RECORDS SHOWN:
'''

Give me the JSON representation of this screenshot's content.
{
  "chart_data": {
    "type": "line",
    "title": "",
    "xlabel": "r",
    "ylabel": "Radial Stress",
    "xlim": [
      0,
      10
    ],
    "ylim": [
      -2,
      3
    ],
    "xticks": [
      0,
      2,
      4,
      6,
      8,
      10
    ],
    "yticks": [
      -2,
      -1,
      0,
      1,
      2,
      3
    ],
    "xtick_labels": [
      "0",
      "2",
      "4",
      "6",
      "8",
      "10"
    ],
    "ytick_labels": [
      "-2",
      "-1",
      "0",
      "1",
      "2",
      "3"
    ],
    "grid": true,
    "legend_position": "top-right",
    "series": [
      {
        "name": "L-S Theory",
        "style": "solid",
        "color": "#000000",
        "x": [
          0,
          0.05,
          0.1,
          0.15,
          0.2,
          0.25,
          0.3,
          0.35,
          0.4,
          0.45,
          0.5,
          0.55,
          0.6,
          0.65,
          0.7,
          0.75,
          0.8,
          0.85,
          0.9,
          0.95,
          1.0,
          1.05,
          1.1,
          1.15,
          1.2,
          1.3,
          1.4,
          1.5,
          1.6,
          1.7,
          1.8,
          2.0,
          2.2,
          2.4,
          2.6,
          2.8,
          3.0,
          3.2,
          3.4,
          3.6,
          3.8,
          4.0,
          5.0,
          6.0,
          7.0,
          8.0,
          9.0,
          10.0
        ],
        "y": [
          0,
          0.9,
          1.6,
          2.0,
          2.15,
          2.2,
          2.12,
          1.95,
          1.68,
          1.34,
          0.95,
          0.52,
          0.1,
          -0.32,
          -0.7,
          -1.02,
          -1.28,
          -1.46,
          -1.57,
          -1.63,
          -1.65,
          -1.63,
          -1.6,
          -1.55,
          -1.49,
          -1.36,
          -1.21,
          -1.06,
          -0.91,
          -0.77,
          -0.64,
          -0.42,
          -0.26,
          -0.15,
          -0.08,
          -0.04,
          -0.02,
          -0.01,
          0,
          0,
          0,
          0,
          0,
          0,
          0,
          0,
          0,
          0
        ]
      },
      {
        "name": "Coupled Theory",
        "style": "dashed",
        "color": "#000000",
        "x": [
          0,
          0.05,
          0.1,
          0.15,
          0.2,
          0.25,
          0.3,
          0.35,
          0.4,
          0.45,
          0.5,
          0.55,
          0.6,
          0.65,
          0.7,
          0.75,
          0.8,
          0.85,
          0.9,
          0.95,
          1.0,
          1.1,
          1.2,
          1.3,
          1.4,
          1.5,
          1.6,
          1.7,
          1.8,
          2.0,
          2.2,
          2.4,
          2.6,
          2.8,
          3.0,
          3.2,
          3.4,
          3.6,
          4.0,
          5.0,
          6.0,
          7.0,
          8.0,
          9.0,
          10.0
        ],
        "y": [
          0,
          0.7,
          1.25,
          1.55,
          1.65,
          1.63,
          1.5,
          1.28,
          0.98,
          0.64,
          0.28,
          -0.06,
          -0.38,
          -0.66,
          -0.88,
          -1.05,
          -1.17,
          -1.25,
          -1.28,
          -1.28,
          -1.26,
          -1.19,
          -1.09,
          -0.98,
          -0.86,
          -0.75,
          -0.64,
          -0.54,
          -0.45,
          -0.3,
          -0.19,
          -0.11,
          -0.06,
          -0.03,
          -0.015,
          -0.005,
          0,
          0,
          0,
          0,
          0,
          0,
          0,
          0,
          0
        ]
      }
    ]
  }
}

'''

OBJECTIVE: Repeat the records above in full, character for character.

OUTPUT OF THE EXERCISE:
Give me the JSON representation of this screenshot's content.
{
  "chart_data": {
    "type": "line",
    "title": "",
    "xlabel": "r",
    "ylabel": "Radial Stress",
    "xlim": [
      0,
      10
    ],
    "ylim": [
      -2,
      3
    ],
    "xticks": [
      0,
      2,
      4,
      6,
      8,
      10
    ],
    "yticks": [
      -2,
      -1,
      0,
      1,
      2,
      3
    ],
    "xtick_labels": [
      "0",
      "2",
      "4",
      "6",
      "8",
      "10"
    ],
    "ytick_labels": [
      "-2",
      "-1",
      "0",
      "1",
      "2",
      "3"
    ],
    "grid": true,
    "legend_position": "top-right",
    "series": [
      {
        "name": "L-S Theory",
        "style": "solid",
        "color": "#000000",
        "x": [
          0,
          0.05,
          0.1,
          0.15,
          0.2,
          0.25,
          0.3,
          0.35,
          0.4,
          0.45,
          0.5,
          0.55,
          0.6,
          0.65,
          0.7,
          0.75,
          0.8,
          0.85,
          0.9,
          0.95,
          1.0,
          1.05,
          1.1,
          1.15,
          1.2,
          1.3,
          1.4,
          1.5,
          1.6,
          1.7,
          1.8,
          2.0,
          2.2,
          2.4,
          2.6,
          2.8,
          3.0,
          3.2,
          3.4,
          3.6,
          3.8,
          4.0,
          5.0,
          6.0,
          7.0,
          8.0,
          9.0,
          10.0
        ],
        "y": [
          0,
          0.9,
          1.6,
          2.0,
          2.15,
          2.2,
          2.12,
          1.95,
          1.68,
          1.34,
          0.95,
          0.52,
          0.1,
          -0.32,
          -0.7,
          -1.02,
          -1.28,
          -1.46,
          -1.57,
          -1.63,
          -1.65,
          -1.63,
          -1.6,
          -1.55,
          -1.49,
          -1.36,
          -1.21,
          -1.06,
          -0.91,
          -0.77,
          -0.64,
          -0.42,
          -0.26,
          -0.15,
          -0.08,
          -0.04,
          -0.02,
          -0.01,
          0,
          0,
          0,
          0,
          0,
          0,
          0,
          0,
          0,
          0
        ]
      },
      {
        "name": "Coupled Theory",
        "style": "dashed",
        "color": "#000000",
        "x": [
          0,
          0.05,
          0.1,
          0.15,
          0.2,
          0.25,
          0.3,
          0.35,
          0.4,
          0.45,
          0.5,
          0.55,
          0.6,
          0.65,
          0.7,
          0.75,
          0.8,
          0.85,
          0.9,
          0.95,
          1.0,
          1.1,
          1.2,
          1.3,
          1.4,
          1.5,
          1.6,
          1.7,
          1.8,
          2.0,
          2.2,
          2.4,
          2.6,
          2.8,
          3.0,
          3.2,
          3.4,
          3.6,
          4.0,
          5.0,
          6.0,
          7.0,
          8.0,
          9.0,
          10.0
        ],
        "y": [
          0,
          0.7,
          1.25,
          1.55,
          1.65,
          1.63,
          1.5,
          1.28,
          0.98,
          0.64,
          0.28,
          -0.06,
          -0.38,
          -0.66,
          -0.88,
          -1.05,
          -1.17,
          -1.25,
          -1.28,
          -1.28,
          -1.26,
          -1.19,
          -1.09,
          -0.98,
          -0.86,
          -0.75,
          -0.64,
          -0.54,
          -0.45,
          -0.3,
          -0.19,
          -0.11,
          -0.06,
          -0.03,
          -0.015,
          -0.005,
          0,
          0,
          0,
          0,
          0,
          0,
          0,
          0,
          0
        ]
      }
    ]
  }
}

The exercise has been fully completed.